**Set exercise**
From the listing below, count the lines where the string "задаче" occurs. Give the number, with no other words.

**Raw records**
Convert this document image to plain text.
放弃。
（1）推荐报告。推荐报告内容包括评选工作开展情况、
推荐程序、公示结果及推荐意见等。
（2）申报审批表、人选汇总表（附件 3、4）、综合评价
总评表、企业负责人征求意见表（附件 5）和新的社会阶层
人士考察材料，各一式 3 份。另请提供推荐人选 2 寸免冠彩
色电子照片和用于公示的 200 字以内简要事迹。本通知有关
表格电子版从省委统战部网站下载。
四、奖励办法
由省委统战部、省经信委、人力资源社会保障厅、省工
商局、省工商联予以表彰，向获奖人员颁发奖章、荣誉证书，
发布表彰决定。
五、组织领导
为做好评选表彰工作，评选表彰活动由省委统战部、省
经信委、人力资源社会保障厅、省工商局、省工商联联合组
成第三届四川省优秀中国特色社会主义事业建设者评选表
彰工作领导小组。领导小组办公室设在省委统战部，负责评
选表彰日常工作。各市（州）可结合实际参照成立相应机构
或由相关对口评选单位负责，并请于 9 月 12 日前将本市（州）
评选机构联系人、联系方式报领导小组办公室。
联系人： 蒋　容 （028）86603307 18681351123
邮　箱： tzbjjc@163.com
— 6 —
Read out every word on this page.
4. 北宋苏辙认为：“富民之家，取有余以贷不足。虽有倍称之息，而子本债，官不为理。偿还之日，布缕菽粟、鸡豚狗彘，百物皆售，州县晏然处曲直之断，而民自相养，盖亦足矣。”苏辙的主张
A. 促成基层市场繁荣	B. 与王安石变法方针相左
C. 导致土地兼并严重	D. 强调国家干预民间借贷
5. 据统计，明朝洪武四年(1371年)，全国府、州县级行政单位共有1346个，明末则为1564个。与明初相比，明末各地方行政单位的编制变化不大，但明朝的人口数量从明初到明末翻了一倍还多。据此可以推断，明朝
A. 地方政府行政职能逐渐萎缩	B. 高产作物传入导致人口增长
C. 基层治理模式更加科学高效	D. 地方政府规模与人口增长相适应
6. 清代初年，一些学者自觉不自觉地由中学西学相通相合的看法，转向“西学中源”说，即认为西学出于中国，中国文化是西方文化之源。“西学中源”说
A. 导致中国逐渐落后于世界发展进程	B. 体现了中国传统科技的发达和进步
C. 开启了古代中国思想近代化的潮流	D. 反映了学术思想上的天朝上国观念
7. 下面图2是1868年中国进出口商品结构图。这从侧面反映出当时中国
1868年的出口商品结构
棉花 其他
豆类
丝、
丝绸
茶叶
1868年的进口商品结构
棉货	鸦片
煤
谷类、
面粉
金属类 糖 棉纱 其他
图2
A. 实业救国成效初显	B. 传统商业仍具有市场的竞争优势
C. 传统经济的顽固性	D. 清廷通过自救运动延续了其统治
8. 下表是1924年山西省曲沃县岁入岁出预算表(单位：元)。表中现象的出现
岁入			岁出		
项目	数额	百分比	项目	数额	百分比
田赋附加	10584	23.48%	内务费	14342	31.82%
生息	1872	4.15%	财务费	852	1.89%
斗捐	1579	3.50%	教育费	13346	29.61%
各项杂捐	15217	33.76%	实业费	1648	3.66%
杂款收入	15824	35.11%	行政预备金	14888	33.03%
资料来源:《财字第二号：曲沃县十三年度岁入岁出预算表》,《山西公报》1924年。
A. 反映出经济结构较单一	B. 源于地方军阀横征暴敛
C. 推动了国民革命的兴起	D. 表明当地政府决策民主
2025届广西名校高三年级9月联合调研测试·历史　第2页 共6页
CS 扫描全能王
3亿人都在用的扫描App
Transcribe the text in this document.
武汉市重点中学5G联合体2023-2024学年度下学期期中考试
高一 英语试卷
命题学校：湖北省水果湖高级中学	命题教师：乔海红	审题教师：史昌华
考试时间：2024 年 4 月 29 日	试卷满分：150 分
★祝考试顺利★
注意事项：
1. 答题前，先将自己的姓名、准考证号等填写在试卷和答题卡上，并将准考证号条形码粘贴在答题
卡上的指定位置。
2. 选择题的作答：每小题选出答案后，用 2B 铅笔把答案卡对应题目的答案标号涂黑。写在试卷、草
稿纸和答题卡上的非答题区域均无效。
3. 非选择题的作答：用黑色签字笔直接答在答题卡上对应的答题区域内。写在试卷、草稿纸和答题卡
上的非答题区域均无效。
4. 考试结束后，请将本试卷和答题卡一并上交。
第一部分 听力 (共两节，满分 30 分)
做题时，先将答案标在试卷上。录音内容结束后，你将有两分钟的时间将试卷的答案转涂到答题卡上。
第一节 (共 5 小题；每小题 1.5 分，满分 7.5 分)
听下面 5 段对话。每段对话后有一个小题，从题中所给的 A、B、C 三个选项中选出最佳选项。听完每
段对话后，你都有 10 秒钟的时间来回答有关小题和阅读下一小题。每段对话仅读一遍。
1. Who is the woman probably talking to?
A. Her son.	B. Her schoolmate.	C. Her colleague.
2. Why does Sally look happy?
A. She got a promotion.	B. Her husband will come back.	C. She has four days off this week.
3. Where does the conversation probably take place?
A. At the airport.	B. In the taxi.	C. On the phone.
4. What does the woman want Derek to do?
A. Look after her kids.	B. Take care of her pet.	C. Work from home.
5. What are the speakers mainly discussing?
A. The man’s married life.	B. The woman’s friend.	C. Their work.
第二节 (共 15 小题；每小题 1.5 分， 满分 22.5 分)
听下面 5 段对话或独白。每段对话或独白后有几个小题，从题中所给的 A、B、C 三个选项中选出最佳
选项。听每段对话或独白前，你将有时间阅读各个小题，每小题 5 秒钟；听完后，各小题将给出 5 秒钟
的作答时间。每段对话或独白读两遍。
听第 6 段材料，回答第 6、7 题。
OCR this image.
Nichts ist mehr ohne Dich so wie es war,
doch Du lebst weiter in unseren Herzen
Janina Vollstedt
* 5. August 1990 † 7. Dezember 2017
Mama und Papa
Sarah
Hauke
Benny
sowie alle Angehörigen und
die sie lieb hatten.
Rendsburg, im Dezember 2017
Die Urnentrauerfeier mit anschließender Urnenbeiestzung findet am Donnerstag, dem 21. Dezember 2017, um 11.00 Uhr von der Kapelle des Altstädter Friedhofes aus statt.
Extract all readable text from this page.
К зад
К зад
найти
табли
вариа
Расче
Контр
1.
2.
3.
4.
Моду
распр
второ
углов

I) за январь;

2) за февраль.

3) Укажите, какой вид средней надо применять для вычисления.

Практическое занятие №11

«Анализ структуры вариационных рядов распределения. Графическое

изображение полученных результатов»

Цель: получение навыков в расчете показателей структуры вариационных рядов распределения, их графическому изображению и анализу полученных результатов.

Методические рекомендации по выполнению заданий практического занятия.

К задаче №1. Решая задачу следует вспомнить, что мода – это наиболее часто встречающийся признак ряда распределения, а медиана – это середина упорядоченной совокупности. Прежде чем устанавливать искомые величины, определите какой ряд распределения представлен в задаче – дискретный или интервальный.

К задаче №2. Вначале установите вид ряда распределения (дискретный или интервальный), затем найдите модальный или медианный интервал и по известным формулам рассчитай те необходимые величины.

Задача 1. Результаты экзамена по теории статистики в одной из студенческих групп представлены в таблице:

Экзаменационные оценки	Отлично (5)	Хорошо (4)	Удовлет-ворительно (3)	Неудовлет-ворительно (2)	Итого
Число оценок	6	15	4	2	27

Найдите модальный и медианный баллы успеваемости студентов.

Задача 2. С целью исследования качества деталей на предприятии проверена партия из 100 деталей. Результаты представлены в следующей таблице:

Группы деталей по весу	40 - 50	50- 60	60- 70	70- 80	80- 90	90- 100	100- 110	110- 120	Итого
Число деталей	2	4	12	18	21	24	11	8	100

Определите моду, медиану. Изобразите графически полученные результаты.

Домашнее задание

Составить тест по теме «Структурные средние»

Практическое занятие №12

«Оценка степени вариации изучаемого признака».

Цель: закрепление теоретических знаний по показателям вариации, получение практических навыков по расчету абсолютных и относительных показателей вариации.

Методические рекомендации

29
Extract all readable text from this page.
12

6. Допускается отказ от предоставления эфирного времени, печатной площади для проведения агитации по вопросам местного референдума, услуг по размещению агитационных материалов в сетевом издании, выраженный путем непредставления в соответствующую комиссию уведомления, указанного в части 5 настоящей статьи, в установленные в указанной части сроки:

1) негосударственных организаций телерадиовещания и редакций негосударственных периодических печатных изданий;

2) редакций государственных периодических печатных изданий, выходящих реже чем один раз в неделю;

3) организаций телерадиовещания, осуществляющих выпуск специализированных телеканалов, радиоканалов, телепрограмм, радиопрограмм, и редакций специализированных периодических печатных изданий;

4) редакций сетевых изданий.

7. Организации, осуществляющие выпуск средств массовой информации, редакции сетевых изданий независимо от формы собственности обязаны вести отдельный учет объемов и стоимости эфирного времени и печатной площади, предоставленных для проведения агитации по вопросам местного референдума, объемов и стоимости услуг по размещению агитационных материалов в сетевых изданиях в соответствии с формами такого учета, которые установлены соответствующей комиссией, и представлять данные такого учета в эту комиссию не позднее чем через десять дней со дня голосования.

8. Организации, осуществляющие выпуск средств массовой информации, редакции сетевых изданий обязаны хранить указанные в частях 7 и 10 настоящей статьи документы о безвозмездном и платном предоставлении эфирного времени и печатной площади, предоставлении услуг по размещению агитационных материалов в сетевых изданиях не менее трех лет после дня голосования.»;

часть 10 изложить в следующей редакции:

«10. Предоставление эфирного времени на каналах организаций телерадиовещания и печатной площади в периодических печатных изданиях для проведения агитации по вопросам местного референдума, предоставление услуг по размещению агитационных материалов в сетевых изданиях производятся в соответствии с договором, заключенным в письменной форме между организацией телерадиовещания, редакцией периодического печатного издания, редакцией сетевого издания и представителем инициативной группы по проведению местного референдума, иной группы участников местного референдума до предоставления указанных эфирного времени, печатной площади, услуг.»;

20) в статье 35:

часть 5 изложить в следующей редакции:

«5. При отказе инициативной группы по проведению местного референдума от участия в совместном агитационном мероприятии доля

**Response to this exercise**
2